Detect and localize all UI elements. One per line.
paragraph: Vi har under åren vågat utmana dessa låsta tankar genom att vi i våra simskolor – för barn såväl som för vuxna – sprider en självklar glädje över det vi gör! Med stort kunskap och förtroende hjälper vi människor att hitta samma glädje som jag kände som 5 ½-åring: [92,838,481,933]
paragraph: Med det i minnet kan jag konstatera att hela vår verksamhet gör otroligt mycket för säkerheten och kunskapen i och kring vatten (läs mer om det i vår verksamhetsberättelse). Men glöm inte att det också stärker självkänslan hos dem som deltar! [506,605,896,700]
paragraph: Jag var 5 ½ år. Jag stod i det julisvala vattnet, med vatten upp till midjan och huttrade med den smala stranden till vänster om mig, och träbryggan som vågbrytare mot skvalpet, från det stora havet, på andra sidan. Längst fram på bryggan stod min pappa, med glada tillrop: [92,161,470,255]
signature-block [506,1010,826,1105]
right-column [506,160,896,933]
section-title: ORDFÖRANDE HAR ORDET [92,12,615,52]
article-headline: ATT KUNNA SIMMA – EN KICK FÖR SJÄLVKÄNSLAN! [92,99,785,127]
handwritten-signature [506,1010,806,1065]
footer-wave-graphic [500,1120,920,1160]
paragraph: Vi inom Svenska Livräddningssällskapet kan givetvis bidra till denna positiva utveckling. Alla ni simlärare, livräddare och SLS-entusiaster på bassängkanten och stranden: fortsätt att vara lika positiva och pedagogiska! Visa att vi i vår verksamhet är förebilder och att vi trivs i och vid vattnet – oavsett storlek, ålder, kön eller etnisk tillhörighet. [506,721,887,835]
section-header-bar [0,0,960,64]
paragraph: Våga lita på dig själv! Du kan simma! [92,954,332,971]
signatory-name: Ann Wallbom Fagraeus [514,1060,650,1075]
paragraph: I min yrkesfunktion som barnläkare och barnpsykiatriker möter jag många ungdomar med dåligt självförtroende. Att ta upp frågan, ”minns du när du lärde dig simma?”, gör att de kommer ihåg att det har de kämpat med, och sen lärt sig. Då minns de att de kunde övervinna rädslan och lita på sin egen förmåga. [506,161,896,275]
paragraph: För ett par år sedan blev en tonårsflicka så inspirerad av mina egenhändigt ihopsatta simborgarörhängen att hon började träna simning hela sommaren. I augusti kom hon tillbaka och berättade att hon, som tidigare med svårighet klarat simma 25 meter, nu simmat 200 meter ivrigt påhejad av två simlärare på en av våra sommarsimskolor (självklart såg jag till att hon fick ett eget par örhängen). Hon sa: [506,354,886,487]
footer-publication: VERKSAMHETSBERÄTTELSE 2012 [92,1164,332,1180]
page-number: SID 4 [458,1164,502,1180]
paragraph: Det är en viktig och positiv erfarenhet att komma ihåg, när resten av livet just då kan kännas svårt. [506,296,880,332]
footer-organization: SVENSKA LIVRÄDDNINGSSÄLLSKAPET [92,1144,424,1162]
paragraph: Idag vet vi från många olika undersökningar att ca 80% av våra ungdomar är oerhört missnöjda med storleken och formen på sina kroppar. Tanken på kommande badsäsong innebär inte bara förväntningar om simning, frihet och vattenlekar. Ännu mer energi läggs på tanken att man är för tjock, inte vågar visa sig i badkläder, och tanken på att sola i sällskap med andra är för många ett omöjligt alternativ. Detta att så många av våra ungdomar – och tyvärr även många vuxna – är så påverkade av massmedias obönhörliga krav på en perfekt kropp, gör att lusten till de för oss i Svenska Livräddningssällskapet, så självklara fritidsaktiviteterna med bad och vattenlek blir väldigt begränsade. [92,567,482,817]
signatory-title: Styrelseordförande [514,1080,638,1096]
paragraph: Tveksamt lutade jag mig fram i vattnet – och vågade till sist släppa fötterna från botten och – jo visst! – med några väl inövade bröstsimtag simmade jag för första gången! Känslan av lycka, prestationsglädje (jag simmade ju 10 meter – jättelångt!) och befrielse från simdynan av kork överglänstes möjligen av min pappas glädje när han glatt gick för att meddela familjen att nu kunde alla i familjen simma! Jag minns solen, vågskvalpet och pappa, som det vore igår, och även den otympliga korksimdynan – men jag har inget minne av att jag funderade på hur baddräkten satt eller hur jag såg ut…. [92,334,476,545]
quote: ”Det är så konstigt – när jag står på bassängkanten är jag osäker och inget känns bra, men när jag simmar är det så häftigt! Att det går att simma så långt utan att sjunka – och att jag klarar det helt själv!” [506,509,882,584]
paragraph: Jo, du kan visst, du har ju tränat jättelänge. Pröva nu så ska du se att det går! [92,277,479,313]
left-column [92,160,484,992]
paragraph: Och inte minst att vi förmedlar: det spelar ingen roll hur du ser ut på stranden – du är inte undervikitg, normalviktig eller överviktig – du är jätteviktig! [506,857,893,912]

---

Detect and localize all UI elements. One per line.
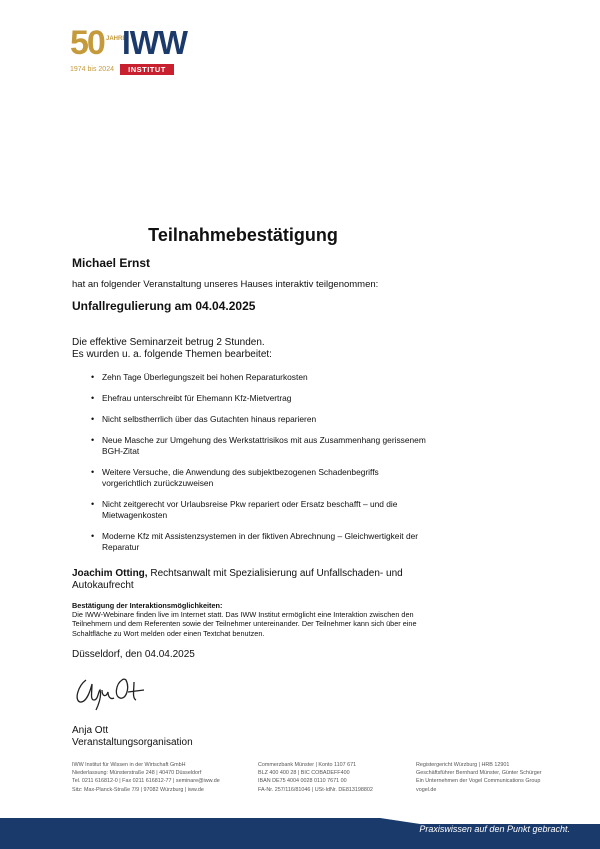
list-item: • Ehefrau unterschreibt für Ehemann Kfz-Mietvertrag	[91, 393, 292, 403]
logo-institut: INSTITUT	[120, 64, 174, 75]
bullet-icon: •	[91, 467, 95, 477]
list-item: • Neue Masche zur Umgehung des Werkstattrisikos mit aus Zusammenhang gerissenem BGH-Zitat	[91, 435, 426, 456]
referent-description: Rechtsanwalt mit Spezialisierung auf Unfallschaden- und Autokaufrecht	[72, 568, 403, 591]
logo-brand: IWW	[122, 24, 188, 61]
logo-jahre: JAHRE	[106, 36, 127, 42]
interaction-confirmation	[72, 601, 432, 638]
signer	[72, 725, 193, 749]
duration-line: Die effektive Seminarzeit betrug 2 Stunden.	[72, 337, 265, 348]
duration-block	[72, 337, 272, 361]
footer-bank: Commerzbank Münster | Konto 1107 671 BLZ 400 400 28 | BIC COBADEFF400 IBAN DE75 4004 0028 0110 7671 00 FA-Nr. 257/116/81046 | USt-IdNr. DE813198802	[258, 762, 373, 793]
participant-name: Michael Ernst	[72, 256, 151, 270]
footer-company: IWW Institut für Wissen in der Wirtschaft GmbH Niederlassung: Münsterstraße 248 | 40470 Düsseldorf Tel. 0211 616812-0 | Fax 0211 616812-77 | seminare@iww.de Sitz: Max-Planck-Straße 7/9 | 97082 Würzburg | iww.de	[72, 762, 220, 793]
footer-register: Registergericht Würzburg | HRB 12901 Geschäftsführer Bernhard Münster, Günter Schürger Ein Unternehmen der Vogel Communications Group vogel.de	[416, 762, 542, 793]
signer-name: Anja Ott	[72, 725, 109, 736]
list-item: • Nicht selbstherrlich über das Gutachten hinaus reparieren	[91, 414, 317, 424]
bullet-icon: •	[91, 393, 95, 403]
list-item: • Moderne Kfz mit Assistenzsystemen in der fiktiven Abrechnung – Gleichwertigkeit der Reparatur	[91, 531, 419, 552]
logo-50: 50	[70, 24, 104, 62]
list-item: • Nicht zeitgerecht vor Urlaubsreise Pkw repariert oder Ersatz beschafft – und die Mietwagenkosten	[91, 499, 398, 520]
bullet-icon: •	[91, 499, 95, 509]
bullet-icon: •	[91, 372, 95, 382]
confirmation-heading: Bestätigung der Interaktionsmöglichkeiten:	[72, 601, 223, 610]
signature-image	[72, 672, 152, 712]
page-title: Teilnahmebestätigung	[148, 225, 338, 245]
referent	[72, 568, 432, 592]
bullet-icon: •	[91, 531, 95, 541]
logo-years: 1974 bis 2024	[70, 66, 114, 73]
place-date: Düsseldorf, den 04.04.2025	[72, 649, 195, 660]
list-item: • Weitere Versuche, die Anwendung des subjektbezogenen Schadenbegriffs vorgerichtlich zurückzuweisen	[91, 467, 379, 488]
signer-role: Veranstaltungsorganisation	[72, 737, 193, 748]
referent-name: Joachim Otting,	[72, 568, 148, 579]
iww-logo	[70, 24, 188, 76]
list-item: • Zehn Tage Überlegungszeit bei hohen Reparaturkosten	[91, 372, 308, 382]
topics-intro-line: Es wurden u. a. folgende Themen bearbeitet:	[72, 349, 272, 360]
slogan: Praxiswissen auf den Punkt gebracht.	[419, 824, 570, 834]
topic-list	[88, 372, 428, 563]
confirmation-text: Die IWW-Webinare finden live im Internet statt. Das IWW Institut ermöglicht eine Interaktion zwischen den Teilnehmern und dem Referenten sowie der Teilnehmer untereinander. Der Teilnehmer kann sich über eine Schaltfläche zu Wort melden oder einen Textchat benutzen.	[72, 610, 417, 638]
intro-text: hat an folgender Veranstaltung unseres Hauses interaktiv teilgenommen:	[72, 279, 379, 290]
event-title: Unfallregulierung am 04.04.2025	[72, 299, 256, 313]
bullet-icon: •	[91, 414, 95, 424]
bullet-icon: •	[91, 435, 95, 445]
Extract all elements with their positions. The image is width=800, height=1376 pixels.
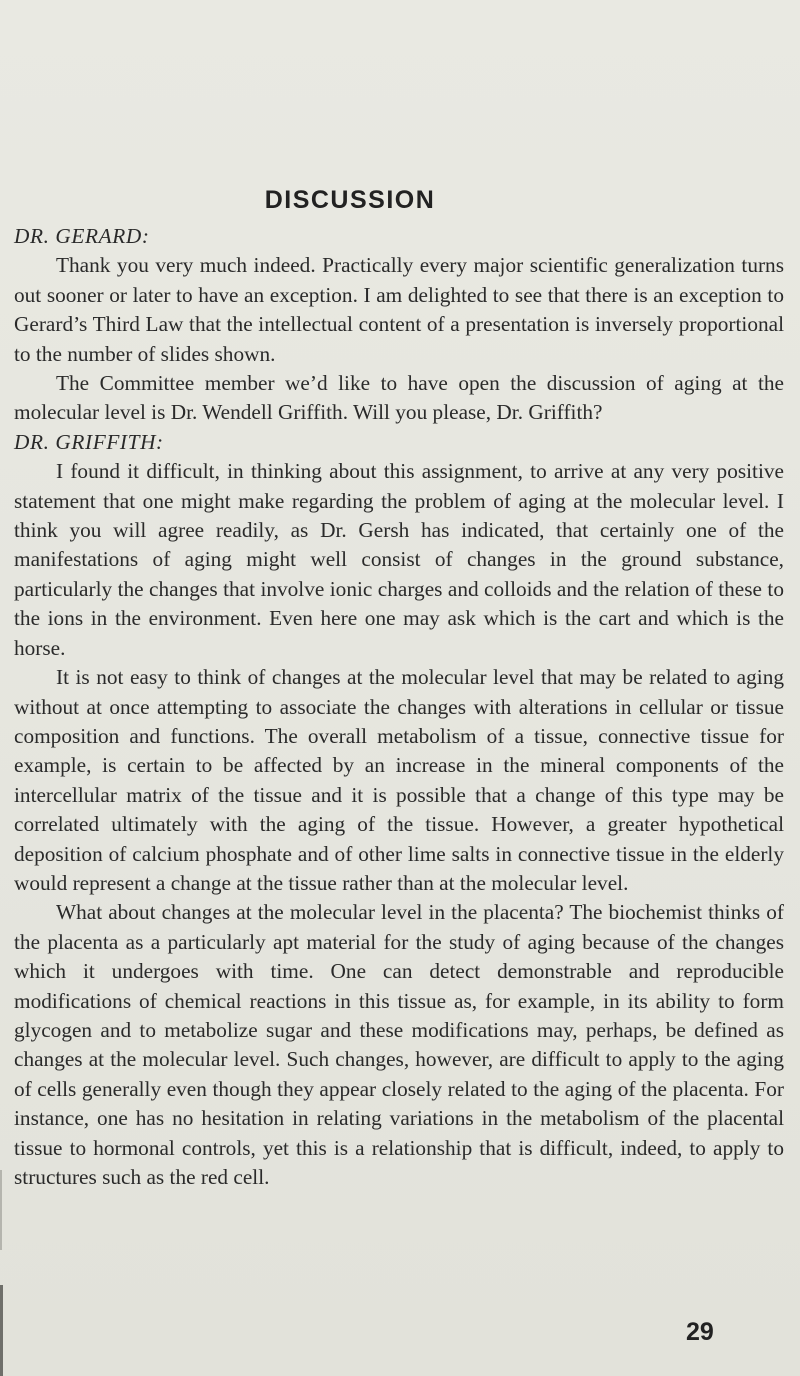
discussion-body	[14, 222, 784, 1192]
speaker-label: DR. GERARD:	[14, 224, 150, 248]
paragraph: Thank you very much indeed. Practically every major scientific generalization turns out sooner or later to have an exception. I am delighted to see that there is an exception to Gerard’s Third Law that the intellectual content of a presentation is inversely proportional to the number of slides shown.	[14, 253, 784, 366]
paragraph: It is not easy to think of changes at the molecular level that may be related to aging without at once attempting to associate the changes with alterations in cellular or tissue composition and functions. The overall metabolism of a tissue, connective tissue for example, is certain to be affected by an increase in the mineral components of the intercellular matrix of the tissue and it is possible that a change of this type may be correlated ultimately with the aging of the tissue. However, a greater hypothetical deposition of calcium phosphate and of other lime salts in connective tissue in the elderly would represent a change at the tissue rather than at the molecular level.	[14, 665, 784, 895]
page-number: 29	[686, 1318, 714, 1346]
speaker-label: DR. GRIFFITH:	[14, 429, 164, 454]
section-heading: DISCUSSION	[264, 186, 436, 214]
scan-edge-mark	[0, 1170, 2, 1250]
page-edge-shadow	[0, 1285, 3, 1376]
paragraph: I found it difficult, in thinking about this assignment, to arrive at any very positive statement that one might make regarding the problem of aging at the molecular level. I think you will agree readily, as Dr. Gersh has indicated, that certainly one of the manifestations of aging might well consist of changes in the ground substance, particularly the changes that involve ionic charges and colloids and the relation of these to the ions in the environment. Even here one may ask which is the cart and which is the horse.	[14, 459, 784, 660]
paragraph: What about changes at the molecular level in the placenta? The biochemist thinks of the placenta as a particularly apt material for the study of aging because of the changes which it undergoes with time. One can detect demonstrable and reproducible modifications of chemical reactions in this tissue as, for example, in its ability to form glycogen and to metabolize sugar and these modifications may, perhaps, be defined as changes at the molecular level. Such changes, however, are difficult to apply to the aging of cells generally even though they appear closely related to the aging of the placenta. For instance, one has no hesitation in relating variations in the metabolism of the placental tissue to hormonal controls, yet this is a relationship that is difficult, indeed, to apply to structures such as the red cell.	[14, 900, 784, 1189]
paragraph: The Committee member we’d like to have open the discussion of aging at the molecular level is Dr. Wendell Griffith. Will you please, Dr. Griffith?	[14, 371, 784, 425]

▸ **Activity**
Scan the material above. Return every line containing the string "confirmation".

▸ **Written response**
interaction-confirmation	[72, 601, 432, 638]
confirmation-heading: Bestätigung der Interaktionsmöglichkeiten:	[72, 601, 223, 610]
confirmation-text: Die IWW-Webinare finden live im Internet statt. Das IWW Institut ermöglicht eine Interaktion zwischen den Teilnehmern und dem Referenten sowie der Teilnehmer untereinander. Der Teilnehmer kann sich über eine Schaltfläche zu Wort melden oder einen Textchat benutzen.	[72, 610, 417, 638]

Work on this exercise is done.